# YOUR OBJECTIVE
Search the records for "JSON" and copy each line that holds it.
BEGIN INPUT ROWS
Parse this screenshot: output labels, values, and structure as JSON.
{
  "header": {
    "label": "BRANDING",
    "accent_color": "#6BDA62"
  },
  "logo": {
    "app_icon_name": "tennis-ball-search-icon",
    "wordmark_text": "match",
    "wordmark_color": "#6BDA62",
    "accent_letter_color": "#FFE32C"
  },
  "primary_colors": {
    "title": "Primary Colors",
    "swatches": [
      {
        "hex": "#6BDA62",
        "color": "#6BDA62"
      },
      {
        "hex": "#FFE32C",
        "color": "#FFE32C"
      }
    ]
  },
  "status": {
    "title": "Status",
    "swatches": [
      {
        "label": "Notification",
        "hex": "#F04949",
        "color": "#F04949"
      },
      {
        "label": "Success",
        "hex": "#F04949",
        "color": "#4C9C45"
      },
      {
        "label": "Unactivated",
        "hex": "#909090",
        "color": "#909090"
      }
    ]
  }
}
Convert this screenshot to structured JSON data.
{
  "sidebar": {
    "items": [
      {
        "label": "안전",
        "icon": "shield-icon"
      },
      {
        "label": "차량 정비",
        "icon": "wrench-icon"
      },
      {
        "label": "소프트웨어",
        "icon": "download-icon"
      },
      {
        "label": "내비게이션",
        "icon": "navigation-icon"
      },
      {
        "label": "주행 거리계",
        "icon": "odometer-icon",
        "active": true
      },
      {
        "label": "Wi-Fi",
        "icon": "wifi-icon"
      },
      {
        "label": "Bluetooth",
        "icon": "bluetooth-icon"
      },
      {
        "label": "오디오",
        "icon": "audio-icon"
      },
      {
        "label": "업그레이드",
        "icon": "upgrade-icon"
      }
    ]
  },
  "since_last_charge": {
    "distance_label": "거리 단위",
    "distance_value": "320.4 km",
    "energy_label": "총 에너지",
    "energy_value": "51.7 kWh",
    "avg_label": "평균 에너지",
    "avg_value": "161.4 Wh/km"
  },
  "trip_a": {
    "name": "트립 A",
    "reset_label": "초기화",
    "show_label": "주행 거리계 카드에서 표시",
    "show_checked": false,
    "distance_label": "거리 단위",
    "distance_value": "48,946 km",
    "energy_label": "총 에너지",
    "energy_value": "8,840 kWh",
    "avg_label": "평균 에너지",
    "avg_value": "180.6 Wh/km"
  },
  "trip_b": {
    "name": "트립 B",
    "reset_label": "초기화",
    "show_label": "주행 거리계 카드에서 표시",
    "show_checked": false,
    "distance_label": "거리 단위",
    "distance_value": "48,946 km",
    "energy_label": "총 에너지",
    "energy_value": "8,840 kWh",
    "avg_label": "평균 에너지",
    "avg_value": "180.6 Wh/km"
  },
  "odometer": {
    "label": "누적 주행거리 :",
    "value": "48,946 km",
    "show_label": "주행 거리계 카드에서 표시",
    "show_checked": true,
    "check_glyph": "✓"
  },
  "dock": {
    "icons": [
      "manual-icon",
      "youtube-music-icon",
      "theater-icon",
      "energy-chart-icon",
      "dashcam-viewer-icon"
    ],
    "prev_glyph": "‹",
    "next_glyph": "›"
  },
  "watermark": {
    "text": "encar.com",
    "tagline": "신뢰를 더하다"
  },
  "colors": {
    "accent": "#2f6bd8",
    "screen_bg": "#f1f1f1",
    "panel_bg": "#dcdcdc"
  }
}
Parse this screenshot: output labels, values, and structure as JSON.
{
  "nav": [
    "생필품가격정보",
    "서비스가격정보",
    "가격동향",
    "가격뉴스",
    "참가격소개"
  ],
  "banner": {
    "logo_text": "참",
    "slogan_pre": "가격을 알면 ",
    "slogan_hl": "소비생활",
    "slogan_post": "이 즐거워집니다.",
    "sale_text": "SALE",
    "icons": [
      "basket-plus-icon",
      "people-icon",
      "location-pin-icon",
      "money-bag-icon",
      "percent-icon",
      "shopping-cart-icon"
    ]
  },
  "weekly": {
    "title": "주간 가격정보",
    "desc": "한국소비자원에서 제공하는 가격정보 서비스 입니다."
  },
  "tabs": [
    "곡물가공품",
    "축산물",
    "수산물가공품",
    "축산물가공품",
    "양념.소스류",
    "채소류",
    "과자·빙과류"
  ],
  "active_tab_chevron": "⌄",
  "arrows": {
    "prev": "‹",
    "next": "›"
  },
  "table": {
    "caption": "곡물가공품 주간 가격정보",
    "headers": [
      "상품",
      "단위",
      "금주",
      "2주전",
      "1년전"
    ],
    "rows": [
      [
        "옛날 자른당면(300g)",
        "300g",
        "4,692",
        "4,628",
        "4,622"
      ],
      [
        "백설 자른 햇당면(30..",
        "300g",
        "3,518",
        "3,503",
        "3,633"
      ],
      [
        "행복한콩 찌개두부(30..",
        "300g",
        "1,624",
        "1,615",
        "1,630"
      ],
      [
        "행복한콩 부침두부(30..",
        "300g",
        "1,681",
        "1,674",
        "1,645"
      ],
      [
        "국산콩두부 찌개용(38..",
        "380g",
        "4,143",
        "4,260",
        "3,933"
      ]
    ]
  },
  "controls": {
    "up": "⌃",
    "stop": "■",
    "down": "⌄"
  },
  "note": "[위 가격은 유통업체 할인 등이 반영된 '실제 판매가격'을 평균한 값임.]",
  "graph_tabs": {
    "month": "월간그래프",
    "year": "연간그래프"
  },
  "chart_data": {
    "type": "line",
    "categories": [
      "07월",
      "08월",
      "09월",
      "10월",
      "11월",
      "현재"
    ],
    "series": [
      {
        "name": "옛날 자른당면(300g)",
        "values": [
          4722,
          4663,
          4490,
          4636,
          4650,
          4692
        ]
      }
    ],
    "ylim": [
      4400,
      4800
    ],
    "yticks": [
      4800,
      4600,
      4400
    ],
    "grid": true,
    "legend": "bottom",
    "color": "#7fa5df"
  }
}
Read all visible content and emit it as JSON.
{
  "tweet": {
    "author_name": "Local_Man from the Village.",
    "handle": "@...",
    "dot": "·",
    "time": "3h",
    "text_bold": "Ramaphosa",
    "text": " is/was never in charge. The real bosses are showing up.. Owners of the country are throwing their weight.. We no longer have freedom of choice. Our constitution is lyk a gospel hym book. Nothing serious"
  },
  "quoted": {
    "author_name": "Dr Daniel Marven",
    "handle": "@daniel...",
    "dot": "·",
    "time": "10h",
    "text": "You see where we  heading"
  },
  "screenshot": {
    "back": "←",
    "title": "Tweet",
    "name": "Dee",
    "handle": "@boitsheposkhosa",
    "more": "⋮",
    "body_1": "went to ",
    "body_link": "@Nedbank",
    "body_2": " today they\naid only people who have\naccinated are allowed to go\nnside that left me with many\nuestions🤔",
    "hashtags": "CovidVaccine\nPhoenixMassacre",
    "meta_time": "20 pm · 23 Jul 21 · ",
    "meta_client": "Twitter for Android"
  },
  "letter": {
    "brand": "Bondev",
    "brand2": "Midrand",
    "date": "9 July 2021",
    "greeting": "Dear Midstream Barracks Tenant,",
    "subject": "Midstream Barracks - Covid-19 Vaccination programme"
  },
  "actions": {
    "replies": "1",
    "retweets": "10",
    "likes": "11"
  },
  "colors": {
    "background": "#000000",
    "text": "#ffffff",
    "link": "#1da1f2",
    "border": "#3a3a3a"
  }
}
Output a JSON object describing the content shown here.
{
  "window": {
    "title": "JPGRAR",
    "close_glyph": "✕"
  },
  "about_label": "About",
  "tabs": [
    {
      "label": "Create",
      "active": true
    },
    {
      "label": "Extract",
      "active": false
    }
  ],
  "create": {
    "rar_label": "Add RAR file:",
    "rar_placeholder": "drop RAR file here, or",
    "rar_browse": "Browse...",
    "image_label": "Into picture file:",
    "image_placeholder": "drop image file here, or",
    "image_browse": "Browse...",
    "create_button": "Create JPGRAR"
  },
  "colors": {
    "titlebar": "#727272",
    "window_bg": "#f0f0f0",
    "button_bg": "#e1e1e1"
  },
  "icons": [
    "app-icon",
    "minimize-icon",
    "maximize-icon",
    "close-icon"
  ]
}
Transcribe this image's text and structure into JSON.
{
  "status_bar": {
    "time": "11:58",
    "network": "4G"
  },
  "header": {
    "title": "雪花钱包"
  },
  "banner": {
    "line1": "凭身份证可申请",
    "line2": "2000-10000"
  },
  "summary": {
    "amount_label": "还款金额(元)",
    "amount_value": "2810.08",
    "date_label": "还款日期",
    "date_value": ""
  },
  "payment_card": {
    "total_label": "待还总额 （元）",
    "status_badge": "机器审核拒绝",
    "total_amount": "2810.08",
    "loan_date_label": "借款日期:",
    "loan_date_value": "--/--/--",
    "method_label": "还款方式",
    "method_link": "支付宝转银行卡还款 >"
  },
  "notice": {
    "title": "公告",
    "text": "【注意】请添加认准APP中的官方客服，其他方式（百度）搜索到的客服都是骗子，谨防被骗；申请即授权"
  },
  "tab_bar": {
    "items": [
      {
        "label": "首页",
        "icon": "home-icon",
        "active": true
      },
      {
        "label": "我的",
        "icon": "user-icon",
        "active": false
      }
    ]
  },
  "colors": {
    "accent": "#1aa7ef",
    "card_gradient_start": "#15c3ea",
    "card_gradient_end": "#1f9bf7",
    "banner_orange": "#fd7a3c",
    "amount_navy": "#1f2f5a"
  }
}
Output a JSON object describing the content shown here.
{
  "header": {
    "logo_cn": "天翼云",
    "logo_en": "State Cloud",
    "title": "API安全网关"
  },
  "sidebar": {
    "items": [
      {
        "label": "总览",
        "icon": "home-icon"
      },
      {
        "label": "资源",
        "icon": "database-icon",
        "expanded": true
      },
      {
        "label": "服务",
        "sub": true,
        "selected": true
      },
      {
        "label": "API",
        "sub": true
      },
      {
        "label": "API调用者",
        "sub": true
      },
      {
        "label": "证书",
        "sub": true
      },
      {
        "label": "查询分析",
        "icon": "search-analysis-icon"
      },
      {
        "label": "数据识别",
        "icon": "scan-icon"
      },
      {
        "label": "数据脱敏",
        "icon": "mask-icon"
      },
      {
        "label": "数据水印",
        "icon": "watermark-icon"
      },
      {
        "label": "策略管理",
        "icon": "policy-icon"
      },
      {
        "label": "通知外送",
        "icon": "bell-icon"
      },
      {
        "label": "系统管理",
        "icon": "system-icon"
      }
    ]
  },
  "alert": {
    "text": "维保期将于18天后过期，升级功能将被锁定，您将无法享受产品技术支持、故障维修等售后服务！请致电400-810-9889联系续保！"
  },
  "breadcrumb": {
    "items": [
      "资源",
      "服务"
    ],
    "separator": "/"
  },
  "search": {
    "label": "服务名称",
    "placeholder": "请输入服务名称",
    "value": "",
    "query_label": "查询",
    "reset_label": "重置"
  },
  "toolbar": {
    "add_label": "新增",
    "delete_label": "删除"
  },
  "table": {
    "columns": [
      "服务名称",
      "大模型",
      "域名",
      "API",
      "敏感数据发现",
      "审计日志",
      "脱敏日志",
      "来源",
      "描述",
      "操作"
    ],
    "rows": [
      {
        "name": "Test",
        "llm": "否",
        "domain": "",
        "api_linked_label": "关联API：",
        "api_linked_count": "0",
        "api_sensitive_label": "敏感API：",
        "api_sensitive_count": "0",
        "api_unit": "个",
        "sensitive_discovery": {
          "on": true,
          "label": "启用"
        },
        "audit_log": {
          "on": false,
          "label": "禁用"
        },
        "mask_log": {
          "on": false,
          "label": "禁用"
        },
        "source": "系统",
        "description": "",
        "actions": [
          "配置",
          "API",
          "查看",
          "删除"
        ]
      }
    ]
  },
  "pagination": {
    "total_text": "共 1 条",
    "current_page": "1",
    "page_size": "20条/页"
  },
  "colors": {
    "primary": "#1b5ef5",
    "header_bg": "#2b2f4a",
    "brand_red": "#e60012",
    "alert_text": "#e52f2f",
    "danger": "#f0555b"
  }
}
END INPUT ROWS
# SOLUTION TO THIS TASK
Parse this screenshot: output labels, values, and structure as JSON.
Convert this screenshot to structured JSON data.
Parse this screenshot: output labels, values, and structure as JSON.
Read all visible content and emit it as JSON.
Output a JSON object describing the content shown here.
Transcribe this image's text and structure into JSON.
Output a JSON object describing the content shown here.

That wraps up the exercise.